-- BEGIN DATA FOR THE TASK --

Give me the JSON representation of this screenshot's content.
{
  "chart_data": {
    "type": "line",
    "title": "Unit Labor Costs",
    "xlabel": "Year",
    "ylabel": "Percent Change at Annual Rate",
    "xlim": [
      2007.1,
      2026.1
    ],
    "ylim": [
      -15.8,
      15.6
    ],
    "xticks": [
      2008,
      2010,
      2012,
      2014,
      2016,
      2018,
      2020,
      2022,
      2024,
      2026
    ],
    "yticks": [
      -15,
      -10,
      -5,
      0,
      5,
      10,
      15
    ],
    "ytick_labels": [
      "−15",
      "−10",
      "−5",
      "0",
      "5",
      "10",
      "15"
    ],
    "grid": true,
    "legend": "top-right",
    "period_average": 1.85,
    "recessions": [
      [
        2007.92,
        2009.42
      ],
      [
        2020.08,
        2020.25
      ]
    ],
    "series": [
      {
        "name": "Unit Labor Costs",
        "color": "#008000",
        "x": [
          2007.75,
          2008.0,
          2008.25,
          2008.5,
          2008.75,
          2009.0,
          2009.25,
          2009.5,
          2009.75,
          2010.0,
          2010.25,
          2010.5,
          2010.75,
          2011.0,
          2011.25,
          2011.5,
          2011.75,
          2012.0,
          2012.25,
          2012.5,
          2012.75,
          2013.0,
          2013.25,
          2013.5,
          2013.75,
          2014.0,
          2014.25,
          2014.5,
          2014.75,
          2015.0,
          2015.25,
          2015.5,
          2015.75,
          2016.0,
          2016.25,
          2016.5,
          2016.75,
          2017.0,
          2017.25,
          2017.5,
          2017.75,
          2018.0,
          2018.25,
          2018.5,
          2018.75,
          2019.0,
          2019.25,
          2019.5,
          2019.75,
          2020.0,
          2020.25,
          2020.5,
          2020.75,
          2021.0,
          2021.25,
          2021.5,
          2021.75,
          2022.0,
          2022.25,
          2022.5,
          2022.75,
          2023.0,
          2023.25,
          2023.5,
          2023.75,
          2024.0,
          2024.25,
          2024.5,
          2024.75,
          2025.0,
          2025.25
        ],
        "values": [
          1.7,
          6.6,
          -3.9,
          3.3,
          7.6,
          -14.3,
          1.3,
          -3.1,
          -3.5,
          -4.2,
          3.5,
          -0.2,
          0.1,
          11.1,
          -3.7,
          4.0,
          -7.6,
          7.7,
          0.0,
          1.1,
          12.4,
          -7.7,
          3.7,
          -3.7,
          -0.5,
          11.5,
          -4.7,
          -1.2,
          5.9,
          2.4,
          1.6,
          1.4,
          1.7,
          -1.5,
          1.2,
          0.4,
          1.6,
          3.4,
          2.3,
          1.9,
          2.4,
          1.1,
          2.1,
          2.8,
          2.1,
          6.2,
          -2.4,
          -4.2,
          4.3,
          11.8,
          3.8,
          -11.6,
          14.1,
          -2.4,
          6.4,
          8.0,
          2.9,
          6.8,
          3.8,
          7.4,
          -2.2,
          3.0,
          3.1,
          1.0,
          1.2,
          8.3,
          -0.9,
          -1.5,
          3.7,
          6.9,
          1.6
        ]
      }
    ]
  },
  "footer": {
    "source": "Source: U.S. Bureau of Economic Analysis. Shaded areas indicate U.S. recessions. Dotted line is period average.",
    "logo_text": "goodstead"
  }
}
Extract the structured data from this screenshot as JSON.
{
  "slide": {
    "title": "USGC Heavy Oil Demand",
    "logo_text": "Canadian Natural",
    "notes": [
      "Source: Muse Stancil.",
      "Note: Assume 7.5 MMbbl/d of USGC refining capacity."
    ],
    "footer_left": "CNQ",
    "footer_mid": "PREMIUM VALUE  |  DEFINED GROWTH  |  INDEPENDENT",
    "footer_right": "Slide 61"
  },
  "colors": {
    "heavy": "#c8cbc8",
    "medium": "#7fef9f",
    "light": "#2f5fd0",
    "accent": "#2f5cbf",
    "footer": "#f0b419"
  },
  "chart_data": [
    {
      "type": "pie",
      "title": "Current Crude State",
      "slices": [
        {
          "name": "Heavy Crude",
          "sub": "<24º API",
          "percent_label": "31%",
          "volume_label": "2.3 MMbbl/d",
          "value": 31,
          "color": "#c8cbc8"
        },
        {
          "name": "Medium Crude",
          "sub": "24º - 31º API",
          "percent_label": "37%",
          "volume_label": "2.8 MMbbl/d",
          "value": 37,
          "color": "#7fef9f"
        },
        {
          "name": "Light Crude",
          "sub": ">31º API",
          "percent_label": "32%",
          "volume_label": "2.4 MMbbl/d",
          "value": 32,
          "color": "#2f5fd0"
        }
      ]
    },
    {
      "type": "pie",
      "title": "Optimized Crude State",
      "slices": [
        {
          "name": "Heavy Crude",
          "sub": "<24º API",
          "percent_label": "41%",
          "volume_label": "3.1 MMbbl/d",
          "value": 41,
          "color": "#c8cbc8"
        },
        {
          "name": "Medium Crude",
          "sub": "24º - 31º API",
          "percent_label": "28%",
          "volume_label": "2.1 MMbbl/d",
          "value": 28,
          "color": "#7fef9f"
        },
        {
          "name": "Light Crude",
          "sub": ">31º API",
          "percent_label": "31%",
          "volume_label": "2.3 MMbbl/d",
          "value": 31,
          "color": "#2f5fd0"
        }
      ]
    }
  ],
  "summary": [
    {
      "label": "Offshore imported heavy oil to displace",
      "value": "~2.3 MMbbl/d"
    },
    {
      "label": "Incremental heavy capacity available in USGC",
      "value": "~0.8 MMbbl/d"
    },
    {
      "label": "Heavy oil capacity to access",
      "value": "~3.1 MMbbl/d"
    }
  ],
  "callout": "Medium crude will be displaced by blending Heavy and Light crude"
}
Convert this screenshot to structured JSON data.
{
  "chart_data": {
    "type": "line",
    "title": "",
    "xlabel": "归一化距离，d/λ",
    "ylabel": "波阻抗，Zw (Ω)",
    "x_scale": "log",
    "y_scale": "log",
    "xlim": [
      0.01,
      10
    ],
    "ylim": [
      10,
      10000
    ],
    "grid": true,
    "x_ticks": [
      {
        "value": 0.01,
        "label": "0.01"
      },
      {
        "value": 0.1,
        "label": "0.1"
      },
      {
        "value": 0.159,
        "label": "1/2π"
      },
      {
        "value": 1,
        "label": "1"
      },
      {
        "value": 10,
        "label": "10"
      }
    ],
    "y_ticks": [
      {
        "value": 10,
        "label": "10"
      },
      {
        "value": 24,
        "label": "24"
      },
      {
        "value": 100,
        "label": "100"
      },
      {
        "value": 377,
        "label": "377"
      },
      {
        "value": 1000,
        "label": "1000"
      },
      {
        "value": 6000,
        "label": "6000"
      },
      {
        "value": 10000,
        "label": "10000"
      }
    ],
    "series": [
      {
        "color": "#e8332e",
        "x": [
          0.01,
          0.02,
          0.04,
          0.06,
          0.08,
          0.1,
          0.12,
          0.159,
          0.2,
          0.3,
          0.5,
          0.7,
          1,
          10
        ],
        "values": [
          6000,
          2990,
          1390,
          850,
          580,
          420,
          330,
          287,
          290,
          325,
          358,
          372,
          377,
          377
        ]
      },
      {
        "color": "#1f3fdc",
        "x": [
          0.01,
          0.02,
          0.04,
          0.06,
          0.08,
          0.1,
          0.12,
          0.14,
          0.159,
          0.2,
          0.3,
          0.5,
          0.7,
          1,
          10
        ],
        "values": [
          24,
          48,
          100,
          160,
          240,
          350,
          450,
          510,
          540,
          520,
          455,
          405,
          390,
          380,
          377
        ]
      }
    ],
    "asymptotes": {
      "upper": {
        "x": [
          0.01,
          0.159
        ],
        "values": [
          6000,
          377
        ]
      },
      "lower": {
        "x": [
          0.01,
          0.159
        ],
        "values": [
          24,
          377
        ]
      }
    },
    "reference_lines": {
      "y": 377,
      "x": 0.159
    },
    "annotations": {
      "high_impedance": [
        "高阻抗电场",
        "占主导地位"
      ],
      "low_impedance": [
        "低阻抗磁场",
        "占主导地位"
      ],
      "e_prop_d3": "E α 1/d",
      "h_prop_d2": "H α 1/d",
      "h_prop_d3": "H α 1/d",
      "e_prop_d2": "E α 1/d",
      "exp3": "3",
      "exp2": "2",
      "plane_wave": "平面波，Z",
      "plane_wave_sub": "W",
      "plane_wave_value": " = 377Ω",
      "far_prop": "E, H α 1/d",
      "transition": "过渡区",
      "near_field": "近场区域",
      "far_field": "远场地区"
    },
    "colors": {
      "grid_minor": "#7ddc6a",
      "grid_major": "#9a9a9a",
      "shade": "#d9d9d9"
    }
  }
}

-- END DATA FOR THE TASK --

:: TASK PROMPT ::
Every line that holds the string "State" should be returned.

:: SOLUTION ::
      "title": "Current Crude State",
      "title": "Optimized Crude State",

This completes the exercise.